Given instruction: Pictures do not belong in the copy; quote every entry below exactly.

Extracted entries:
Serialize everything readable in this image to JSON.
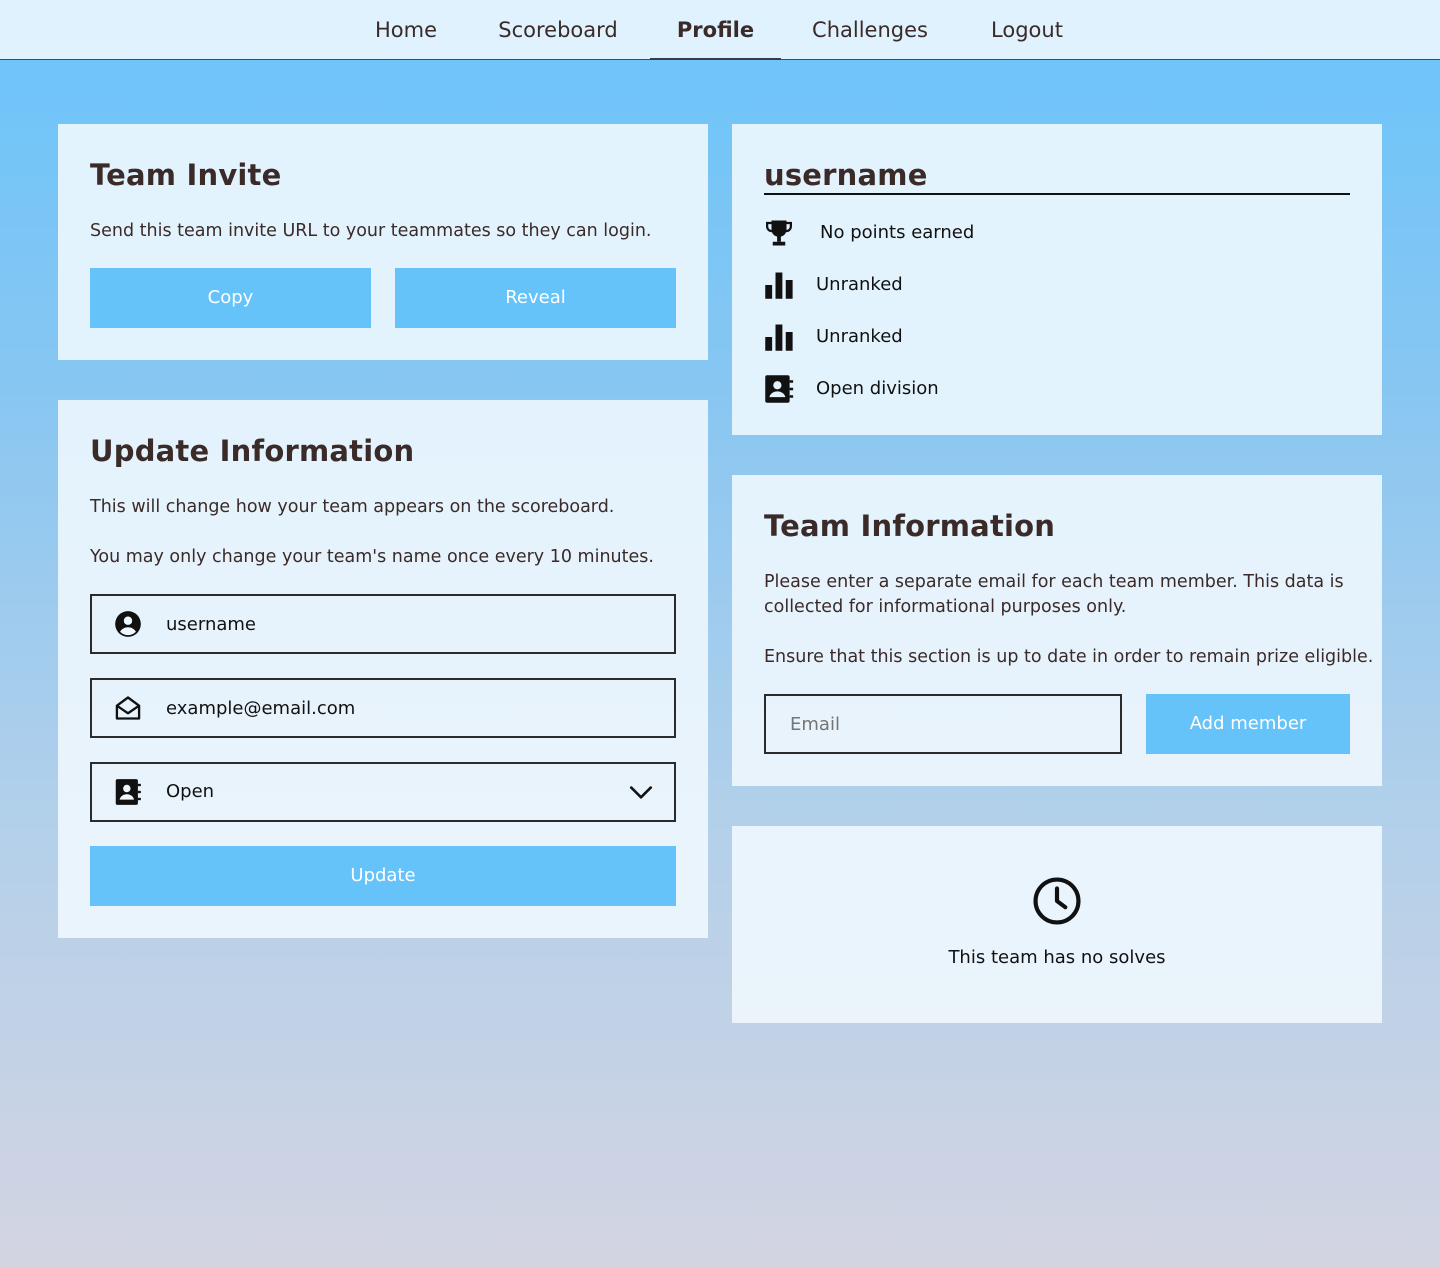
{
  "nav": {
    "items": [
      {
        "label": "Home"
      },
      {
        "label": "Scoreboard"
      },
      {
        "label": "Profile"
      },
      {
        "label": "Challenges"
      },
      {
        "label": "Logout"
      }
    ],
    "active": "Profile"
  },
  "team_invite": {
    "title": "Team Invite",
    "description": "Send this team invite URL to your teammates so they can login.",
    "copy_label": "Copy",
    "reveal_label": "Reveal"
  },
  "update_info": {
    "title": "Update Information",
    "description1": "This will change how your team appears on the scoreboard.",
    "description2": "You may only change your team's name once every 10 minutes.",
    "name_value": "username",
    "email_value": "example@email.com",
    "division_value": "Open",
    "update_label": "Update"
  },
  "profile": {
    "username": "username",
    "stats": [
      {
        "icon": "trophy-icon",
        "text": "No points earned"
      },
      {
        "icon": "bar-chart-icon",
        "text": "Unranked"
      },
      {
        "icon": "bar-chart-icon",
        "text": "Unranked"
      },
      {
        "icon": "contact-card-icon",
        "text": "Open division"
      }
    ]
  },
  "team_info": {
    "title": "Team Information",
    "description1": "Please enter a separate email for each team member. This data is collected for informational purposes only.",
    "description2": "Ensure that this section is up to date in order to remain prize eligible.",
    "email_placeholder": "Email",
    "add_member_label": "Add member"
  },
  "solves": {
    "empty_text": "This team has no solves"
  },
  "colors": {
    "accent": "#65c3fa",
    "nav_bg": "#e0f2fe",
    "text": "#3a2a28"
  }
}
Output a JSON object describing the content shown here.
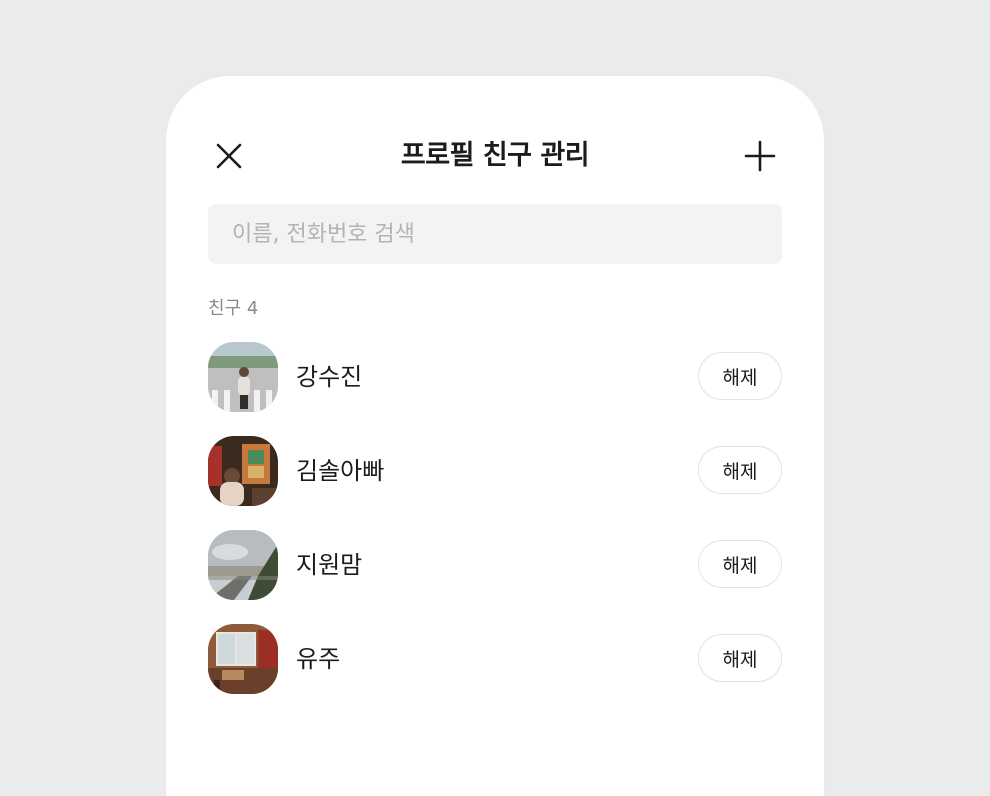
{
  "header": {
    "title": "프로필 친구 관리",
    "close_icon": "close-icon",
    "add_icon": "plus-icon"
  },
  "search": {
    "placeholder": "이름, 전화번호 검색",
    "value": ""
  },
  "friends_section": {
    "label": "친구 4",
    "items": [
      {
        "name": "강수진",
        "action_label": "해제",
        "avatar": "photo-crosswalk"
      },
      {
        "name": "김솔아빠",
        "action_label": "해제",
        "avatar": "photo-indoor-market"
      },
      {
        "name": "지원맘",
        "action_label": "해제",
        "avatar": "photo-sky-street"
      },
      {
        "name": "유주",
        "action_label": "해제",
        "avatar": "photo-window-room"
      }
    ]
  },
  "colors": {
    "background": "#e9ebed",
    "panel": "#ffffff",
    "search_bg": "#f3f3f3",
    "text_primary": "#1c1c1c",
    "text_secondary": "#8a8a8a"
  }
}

Response below:
Serialize everything readable in this image to JSON.
{
  "nav": {
    "items": [
      {
        "label": "Home"
      },
      {
        "label": "Scoreboard"
      },
      {
        "label": "Profile"
      },
      {
        "label": "Challenges"
      },
      {
        "label": "Logout"
      }
    ],
    "active": "Profile"
  },
  "team_invite": {
    "title": "Team Invite",
    "description": "Send this team invite URL to your teammates so they can login.",
    "copy_label": "Copy",
    "reveal_label": "Reveal"
  },
  "update_info": {
    "title": "Update Information",
    "description1": "This will change how your team appears on the scoreboard.",
    "description2": "You may only change your team's name once every 10 minutes.",
    "name_value": "username",
    "email_value": "example@email.com",
    "division_value": "Open",
    "update_label": "Update"
  },
  "profile": {
    "username": "username",
    "stats": [
      {
        "icon": "trophy-icon",
        "text": "No points earned"
      },
      {
        "icon": "bar-chart-icon",
        "text": "Unranked"
      },
      {
        "icon": "bar-chart-icon",
        "text": "Unranked"
      },
      {
        "icon": "contact-card-icon",
        "text": "Open division"
      }
    ]
  },
  "team_info": {
    "title": "Team Information",
    "description1": "Please enter a separate email for each team member. This data is collected for informational purposes only.",
    "description2": "Ensure that this section is up to date in order to remain prize eligible.",
    "email_placeholder": "Email",
    "add_member_label": "Add member"
  },
  "solves": {
    "empty_text": "This team has no solves"
  },
  "colors": {
    "accent": "#65c3fa",
    "nav_bg": "#e0f2fe",
    "text": "#3a2a28"
  }
}
Output a JSON object describing the content shown here.
{
  "header": {
    "title": "프로필 친구 관리",
    "close_icon": "close-icon",
    "add_icon": "plus-icon"
  },
  "search": {
    "placeholder": "이름, 전화번호 검색",
    "value": ""
  },
  "friends_section": {
    "label": "친구 4",
    "items": [
      {
        "name": "강수진",
        "action_label": "해제",
        "avatar": "photo-crosswalk"
      },
      {
        "name": "김솔아빠",
        "action_label": "해제",
        "avatar": "photo-indoor-market"
      },
      {
        "name": "지원맘",
        "action_label": "해제",
        "avatar": "photo-sky-street"
      },
      {
        "name": "유주",
        "action_label": "해제",
        "avatar": "photo-window-room"
      }
    ]
  },
  "colors": {
    "background": "#e9ebed",
    "panel": "#ffffff",
    "search_bg": "#f3f3f3",
    "text_primary": "#1c1c1c",
    "text_secondary": "#8a8a8a"
  }
}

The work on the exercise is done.